→ **Aim**
Copy each of the rows below word for word, keeping every number and punctuation mark unchanged.

→ **Dataset records**
>>>>>

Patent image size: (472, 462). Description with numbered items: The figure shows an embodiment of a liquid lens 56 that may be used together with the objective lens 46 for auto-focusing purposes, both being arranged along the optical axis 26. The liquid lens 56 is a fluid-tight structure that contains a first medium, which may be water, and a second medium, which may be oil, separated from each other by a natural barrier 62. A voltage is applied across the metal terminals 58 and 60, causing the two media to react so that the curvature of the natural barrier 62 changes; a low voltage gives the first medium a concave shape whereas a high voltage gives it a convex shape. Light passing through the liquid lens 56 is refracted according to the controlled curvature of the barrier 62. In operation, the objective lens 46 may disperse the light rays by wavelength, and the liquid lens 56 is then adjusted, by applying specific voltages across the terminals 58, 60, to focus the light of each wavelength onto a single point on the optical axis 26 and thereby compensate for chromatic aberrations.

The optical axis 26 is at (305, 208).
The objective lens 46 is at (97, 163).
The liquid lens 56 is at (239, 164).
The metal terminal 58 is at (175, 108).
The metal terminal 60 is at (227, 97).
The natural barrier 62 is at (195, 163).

<<<<<

→ **The result**
Patent image size: (472, 462). Description with numbered items: The figure shows an embodiment of a liquid lens 56 that may be used together with the objective lens 46 for auto-focusing purposes, both being arranged along the optical axis 26. The liquid lens 56 is a fluid-tight structure that contains a first medium, which may be water, and a second medium, which may be oil, separated from each other by a natural barrier 62. A voltage is applied across the metal terminals 58 and 60, causing the two media to react so that the curvature of the natural barrier 62 changes; a low voltage gives the first medium a concave shape whereas a high voltage gives it a convex shape. Light passing through the liquid lens 56 is refracted according to the controlled curvature of the barrier 62. In operation, the objective lens 46 may disperse the light rays by wavelength, and the liquid lens 56 is then adjusted, by applying specific voltages across the terminals 58, 60, to focus the light of each wavelength onto a single point on the optical axis 26 and thereby compensate for chromatic aberrations.

The optical axis 26 is at (305, 208).
The objective lens 46 is at (97, 163).
The liquid lens 56 is at (239, 164).
The metal terminal 58 is at (175, 108).
The metal terminal 60 is at (227, 97).
The natural barrier 62 is at (195, 163).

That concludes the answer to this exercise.